Your task >> Copy each line that has the string "ассигнования" somewhere in it.

Extracted records:

☆ ☆ ☆ ☆ ☆

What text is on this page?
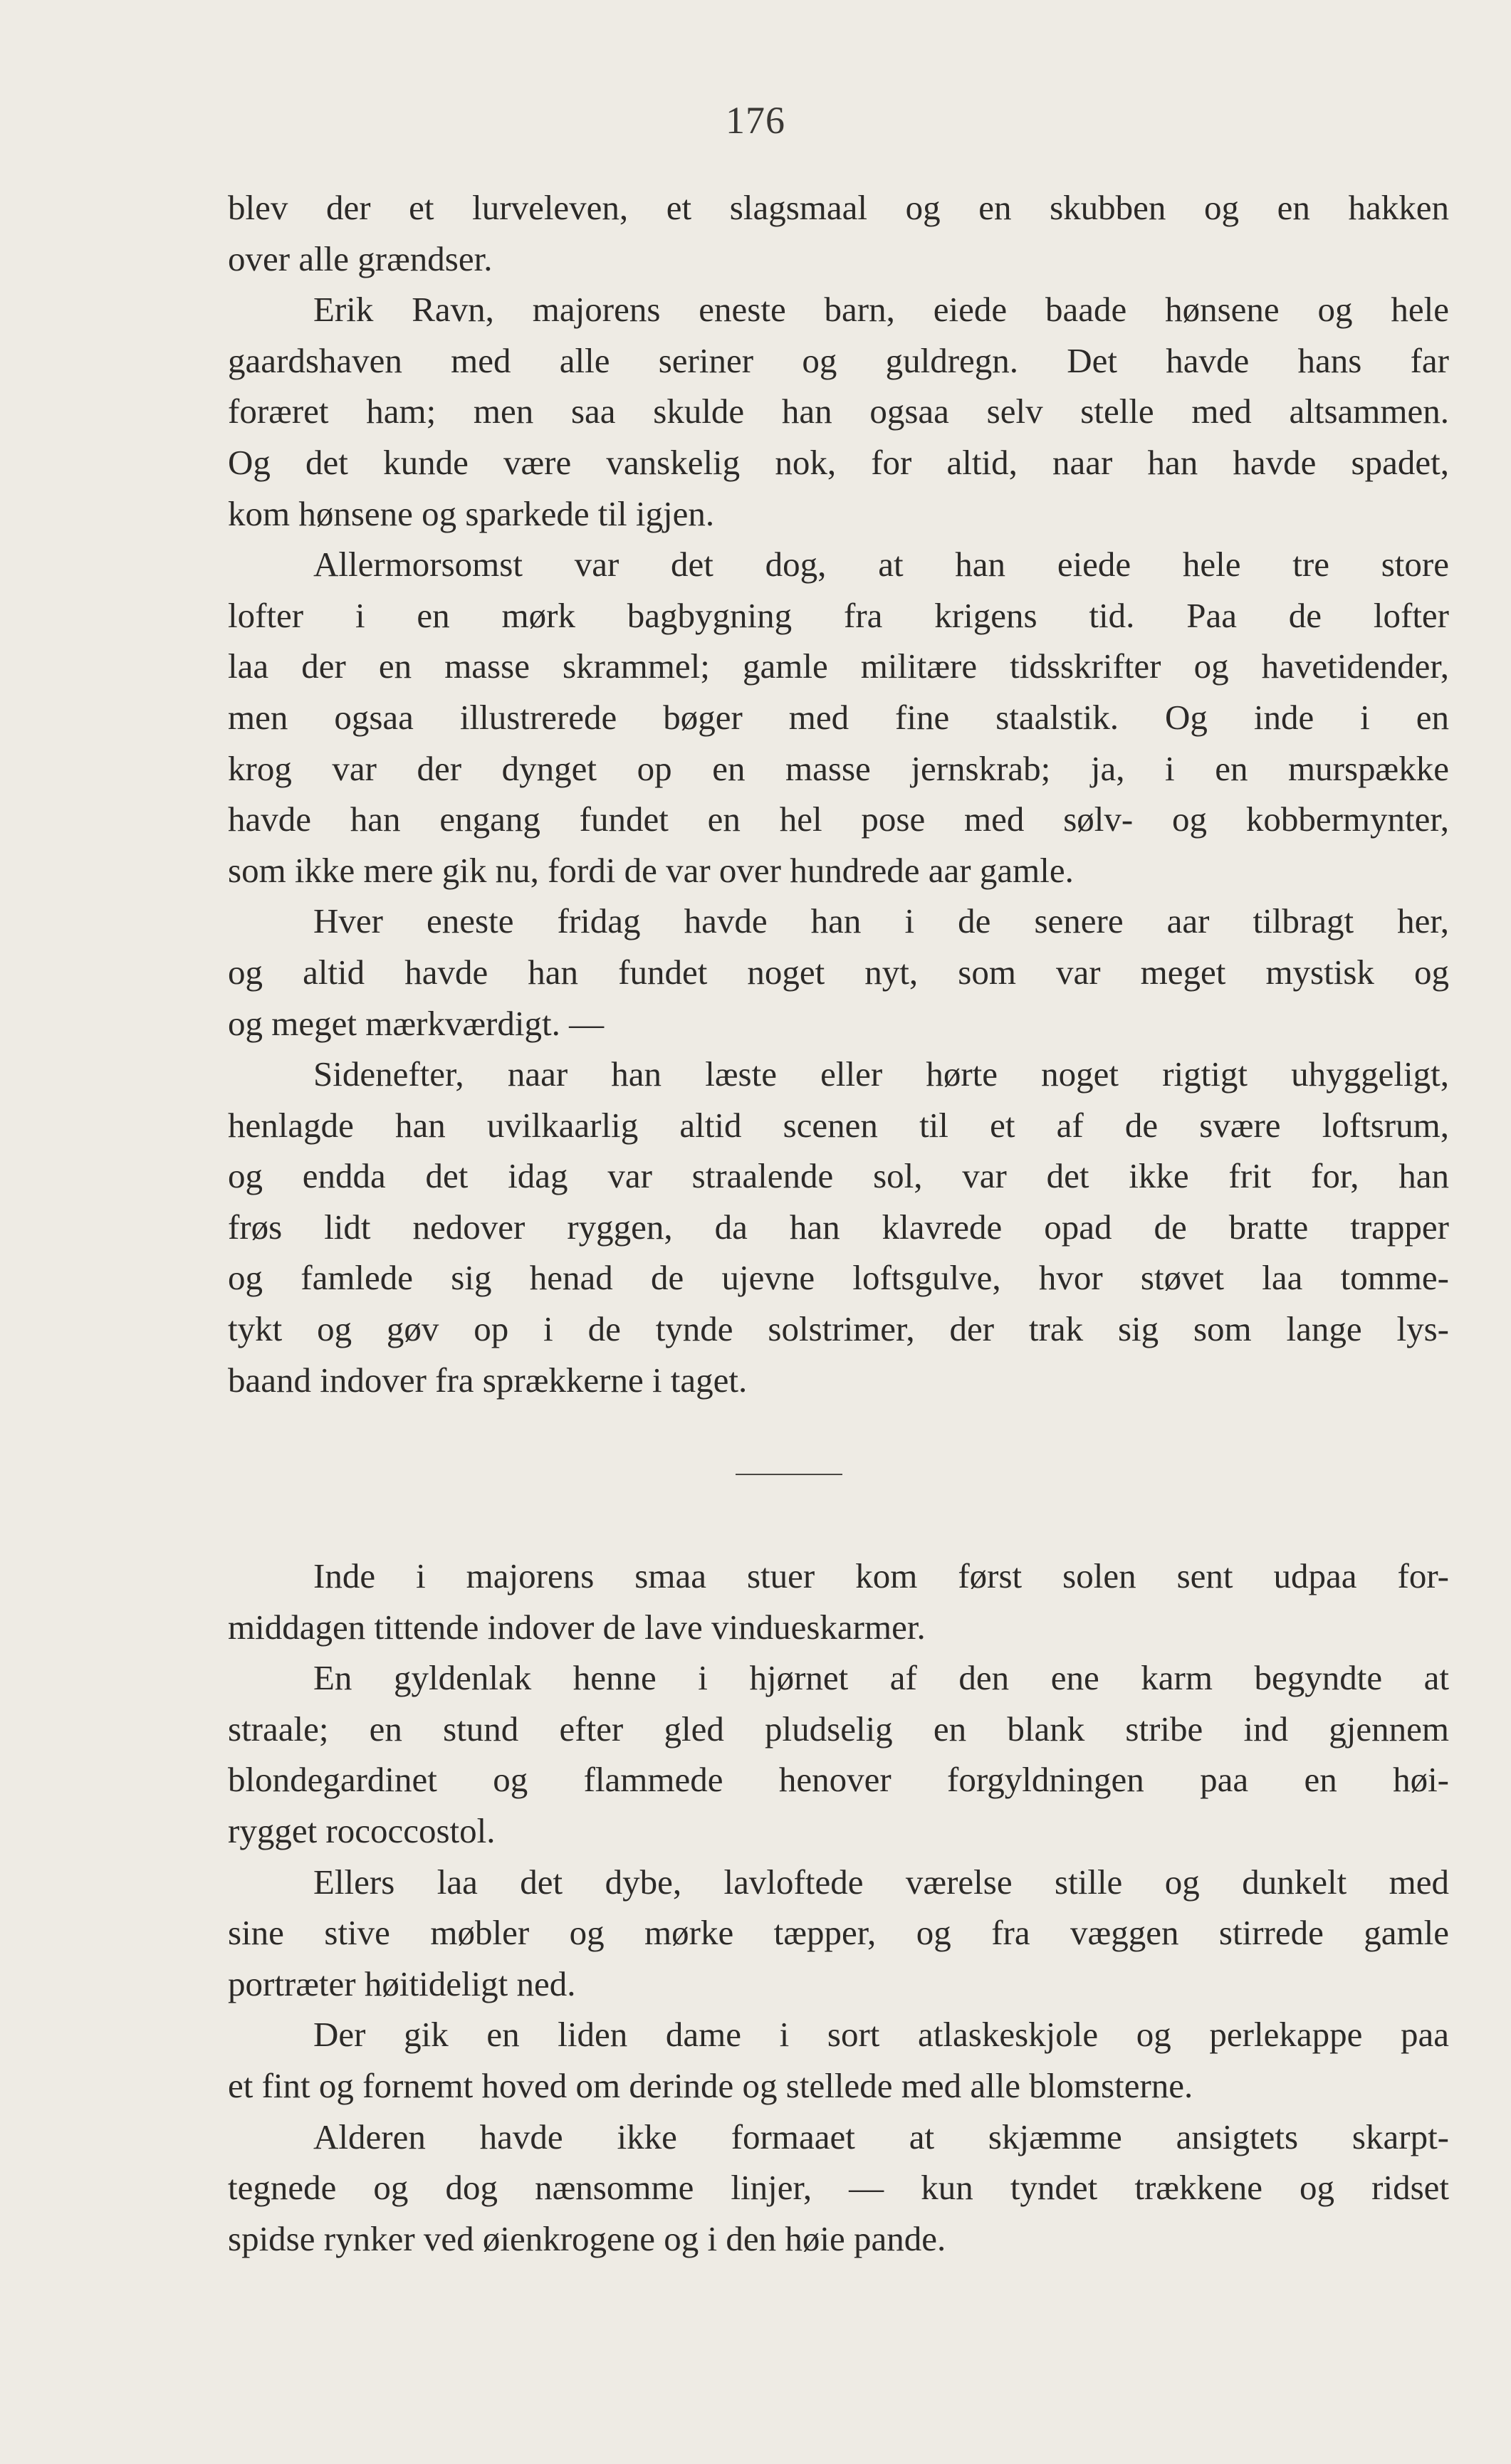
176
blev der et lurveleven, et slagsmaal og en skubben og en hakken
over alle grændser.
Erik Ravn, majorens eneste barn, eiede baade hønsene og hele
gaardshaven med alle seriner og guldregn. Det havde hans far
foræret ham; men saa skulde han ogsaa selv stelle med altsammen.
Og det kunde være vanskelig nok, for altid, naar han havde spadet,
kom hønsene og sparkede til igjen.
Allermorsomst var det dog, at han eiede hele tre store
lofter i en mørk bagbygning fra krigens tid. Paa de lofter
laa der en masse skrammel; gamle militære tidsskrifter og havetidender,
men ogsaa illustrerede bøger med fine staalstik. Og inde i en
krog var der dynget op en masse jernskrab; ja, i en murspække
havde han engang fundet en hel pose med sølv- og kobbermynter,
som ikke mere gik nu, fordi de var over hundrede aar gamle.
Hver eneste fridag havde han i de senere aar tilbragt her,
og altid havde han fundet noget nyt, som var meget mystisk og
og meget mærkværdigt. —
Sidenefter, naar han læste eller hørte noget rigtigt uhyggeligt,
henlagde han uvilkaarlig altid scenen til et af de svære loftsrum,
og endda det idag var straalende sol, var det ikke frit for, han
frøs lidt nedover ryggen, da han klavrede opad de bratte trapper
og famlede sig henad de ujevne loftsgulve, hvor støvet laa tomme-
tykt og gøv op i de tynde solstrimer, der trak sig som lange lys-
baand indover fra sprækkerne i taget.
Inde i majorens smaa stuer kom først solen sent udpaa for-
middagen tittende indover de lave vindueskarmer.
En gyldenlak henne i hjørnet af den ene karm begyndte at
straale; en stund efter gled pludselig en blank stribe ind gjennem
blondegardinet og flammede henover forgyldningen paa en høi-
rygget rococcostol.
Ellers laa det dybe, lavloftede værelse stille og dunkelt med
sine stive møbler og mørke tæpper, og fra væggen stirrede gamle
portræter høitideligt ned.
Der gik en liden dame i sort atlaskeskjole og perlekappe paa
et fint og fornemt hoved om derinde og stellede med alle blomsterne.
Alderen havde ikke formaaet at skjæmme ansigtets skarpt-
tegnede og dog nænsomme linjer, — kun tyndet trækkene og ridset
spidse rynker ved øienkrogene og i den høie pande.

☆ ☆ ☆ ☆ ☆

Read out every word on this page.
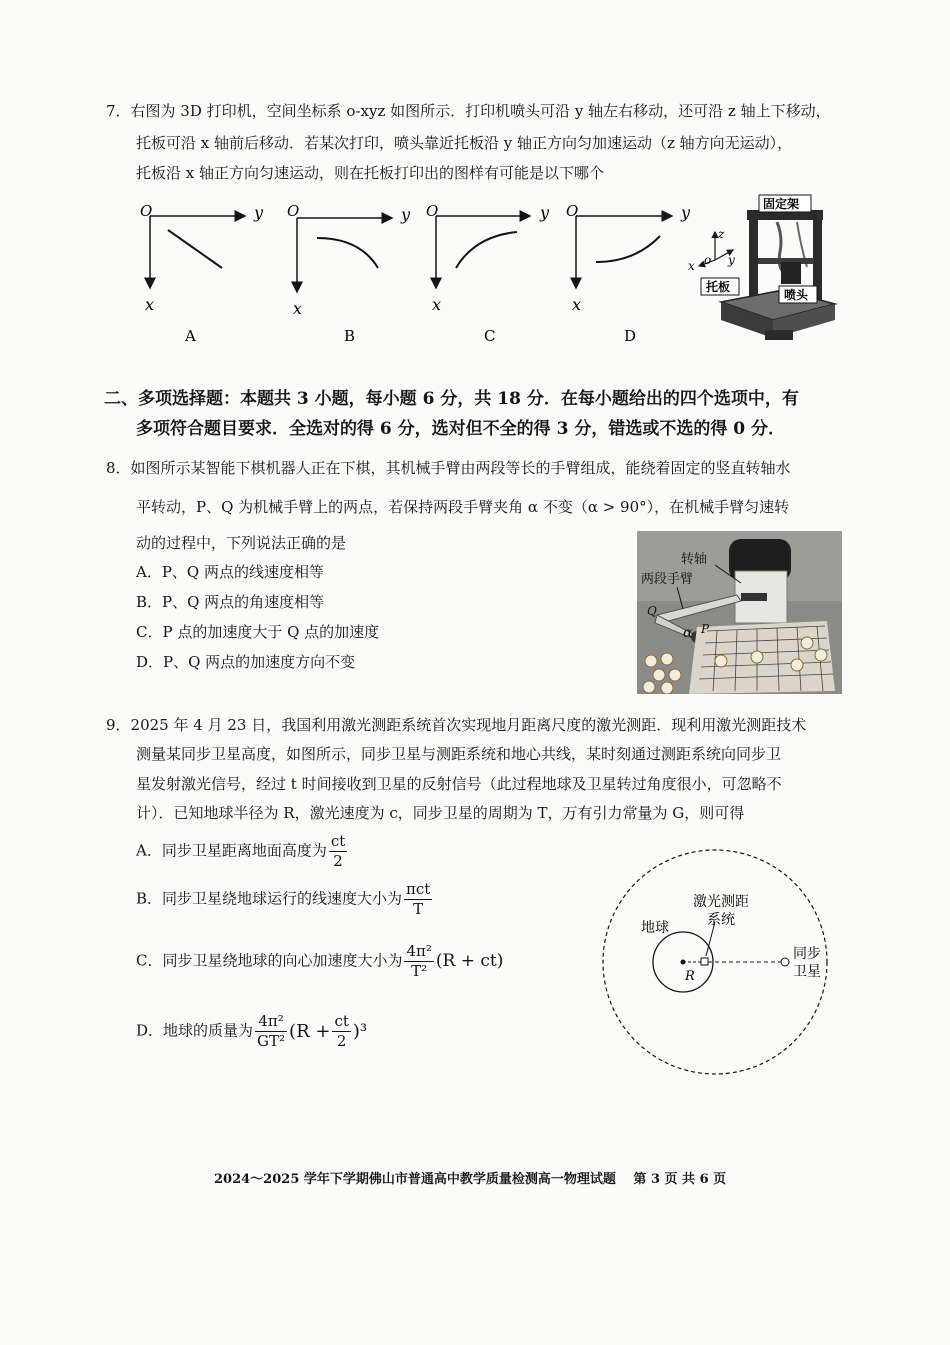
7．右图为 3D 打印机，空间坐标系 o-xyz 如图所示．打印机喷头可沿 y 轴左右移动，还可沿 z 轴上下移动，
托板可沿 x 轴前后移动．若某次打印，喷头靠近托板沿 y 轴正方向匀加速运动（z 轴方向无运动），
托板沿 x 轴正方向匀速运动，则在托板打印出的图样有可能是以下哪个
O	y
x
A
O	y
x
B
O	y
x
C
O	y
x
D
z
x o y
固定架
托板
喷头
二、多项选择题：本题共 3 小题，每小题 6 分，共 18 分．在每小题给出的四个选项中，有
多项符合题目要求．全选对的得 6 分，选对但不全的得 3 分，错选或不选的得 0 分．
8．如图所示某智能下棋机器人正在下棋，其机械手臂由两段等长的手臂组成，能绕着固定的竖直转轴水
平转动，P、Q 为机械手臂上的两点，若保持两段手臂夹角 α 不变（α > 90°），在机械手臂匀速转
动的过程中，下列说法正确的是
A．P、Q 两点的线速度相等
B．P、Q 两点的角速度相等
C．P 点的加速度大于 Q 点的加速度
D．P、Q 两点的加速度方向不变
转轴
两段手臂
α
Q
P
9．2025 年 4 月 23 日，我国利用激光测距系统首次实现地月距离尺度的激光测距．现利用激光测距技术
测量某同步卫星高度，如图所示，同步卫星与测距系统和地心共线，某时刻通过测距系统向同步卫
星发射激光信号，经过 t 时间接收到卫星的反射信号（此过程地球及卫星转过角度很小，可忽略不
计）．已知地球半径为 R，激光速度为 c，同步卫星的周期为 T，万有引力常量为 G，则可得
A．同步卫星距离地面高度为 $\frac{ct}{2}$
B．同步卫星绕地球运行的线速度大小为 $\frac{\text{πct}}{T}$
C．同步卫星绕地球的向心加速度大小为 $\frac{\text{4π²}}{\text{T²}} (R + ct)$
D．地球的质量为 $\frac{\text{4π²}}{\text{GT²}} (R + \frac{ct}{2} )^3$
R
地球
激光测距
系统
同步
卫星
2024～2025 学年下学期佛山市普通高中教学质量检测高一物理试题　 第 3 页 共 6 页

☆ ☆ ☆ ☆ ☆

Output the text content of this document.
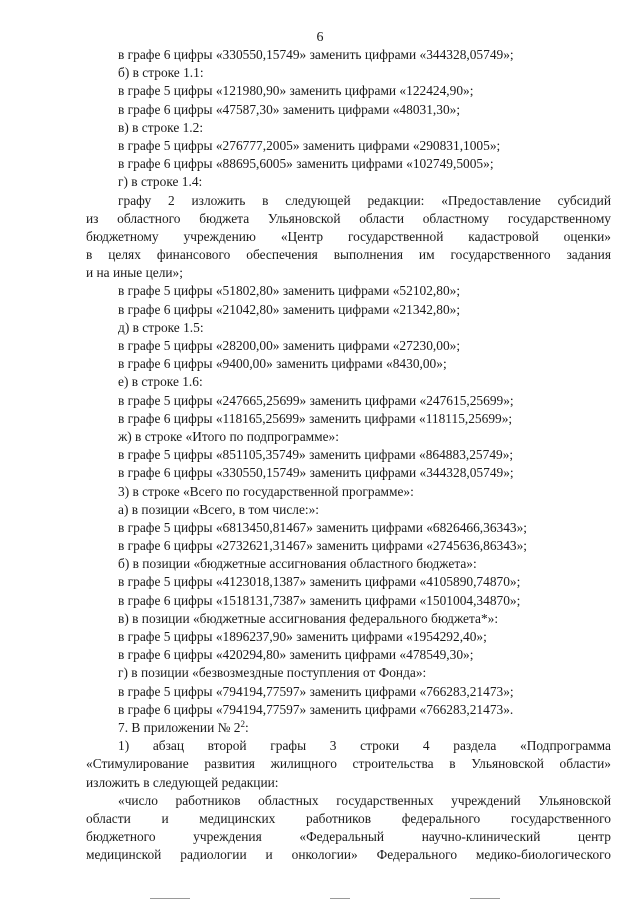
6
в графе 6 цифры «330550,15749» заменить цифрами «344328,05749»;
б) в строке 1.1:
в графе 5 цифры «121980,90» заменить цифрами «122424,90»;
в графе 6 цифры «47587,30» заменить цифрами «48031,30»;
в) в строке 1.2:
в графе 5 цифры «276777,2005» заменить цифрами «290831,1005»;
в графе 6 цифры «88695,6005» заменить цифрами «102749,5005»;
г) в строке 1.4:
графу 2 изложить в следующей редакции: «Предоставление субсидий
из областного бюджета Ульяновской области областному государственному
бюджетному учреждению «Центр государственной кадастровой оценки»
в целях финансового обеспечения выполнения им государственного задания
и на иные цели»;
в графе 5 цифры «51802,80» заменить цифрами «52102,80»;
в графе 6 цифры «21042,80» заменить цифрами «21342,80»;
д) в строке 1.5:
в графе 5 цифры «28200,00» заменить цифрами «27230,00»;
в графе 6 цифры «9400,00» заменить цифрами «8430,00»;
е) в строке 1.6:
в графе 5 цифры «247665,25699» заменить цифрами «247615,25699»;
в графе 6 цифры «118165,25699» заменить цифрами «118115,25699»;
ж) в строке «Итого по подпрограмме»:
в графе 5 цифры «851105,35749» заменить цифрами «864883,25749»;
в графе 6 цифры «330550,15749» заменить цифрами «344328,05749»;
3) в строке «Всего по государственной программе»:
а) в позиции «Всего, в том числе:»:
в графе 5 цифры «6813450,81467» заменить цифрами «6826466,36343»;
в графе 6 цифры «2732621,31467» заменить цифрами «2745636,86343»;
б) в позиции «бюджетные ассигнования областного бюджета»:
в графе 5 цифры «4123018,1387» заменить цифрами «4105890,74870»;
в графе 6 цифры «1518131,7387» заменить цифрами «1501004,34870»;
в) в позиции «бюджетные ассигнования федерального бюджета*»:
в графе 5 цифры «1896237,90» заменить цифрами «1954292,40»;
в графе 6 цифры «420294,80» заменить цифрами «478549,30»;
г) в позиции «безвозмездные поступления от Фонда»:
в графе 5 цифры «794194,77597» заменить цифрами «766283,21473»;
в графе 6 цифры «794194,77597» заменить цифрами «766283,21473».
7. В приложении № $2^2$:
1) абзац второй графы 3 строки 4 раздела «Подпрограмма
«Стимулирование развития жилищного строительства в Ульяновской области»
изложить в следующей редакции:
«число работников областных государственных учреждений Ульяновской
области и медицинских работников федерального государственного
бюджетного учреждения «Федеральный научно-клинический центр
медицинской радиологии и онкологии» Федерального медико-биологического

☆ ☆ ☆ ☆ ☆

Output below >>
б) в позиции «бюджетные ассигнования областного бюджета»:
в) в позиции «бюджетные ассигнования федерального бюджета*»:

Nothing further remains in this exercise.